═══ RECORD EXCERPTS ═══

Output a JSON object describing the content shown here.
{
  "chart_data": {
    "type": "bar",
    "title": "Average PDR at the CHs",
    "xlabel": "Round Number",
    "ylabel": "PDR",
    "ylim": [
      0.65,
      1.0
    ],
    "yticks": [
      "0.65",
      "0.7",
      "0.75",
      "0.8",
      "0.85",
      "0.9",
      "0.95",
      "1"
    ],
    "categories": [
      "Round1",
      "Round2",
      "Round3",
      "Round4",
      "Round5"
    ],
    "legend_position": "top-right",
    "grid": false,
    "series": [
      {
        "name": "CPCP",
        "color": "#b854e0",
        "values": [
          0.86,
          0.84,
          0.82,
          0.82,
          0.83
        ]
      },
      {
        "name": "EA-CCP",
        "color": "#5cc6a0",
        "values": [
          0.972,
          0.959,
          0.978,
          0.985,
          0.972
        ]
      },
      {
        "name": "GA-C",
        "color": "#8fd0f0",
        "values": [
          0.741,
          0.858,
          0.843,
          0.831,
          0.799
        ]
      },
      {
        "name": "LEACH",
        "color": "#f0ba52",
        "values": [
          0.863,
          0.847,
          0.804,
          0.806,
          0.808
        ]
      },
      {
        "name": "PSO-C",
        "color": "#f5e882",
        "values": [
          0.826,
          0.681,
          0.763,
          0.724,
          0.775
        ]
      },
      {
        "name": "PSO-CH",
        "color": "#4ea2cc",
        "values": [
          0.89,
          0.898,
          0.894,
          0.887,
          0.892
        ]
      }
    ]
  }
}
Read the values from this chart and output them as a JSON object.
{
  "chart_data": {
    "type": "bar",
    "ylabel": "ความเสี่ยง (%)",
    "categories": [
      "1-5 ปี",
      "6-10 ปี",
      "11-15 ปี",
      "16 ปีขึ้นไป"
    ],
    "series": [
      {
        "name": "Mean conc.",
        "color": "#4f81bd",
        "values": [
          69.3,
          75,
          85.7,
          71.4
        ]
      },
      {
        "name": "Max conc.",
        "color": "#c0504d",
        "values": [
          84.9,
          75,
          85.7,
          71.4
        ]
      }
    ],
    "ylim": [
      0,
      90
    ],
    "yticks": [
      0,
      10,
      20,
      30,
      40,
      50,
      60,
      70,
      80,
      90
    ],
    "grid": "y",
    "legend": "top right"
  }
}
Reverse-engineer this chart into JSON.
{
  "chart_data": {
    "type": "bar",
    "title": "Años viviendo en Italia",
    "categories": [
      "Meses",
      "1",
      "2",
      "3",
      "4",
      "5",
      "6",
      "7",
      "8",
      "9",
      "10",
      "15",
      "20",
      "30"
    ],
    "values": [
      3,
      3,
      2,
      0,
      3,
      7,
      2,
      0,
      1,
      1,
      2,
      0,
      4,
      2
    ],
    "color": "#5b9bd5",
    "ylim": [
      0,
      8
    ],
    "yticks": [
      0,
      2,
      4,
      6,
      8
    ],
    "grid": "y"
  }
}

═══

* WHAT IS BEING ASKED: Extract every record and return it verbatim.

* EXERCISE RESPONSE:
Output a JSON object describing the content shown here.
{
  "chart_data": {
    "type": "bar",
    "title": "Average PDR at the CHs",
    "xlabel": "Round Number",
    "ylabel": "PDR",
    "ylim": [
      0.65,
      1.0
    ],
    "yticks": [
      "0.65",
      "0.7",
      "0.75",
      "0.8",
      "0.85",
      "0.9",
      "0.95",
      "1"
    ],
    "categories": [
      "Round1",
      "Round2",
      "Round3",
      "Round4",
      "Round5"
    ],
    "legend_position": "top-right",
    "grid": false,
    "series": [
      {
        "name": "CPCP",
        "color": "#b854e0",
        "values": [
          0.86,
          0.84,
          0.82,
          0.82,
          0.83
        ]
      },
      {
        "name": "EA-CCP",
        "color": "#5cc6a0",
        "values": [
          0.972,
          0.959,
          0.978,
          0.985,
          0.972
        ]
      },
      {
        "name": "GA-C",
        "color": "#8fd0f0",
        "values": [
          0.741,
          0.858,
          0.843,
          0.831,
          0.799
        ]
      },
      {
        "name": "LEACH",
        "color": "#f0ba52",
        "values": [
          0.863,
          0.847,
          0.804,
          0.806,
          0.808
        ]
      },
      {
        "name": "PSO-C",
        "color": "#f5e882",
        "values": [
          0.826,
          0.681,
          0.763,
          0.724,
          0.775
        ]
      },
      {
        "name": "PSO-CH",
        "color": "#4ea2cc",
        "values": [
          0.89,
          0.898,
          0.894,
          0.887,
          0.892
        ]
      }
    ]
  }
}
Read the values from this chart and output them as a JSON object.
{
  "chart_data": {
    "type": "bar",
    "ylabel": "ความเสี่ยง (%)",
    "categories": [
      "1-5 ปี",
      "6-10 ปี",
      "11-15 ปี",
      "16 ปีขึ้นไป"
    ],
    "series": [
      {
        "name": "Mean conc.",
        "color": "#4f81bd",
        "values": [
          69.3,
          75,
          85.7,
          71.4
        ]
      },
      {
        "name": "Max conc.",
        "color": "#c0504d",
        "values": [
          84.9,
          75,
          85.7,
          71.4
        ]
      }
    ],
    "ylim": [
      0,
      90
    ],
    "yticks": [
      0,
      10,
      20,
      30,
      40,
      50,
      60,
      70,
      80,
      90
    ],
    "grid": "y",
    "legend": "top right"
  }
}
Reverse-engineer this chart into JSON.
{
  "chart_data": {
    "type": "bar",
    "title": "Años viviendo en Italia",
    "categories": [
      "Meses",
      "1",
      "2",
      "3",
      "4",
      "5",
      "6",
      "7",
      "8",
      "9",
      "10",
      "15",
      "20",
      "30"
    ],
    "values": [
      3,
      3,
      2,
      0,
      3,
      7,
      2,
      0,
      1,
      1,
      2,
      0,
      4,
      2
    ],
    "color": "#5b9bd5",
    "ylim": [
      0,
      8
    ],
    "yticks": [
      0,
      2,
      4,
      6,
      8
    ],
    "grid": "y"
  }
}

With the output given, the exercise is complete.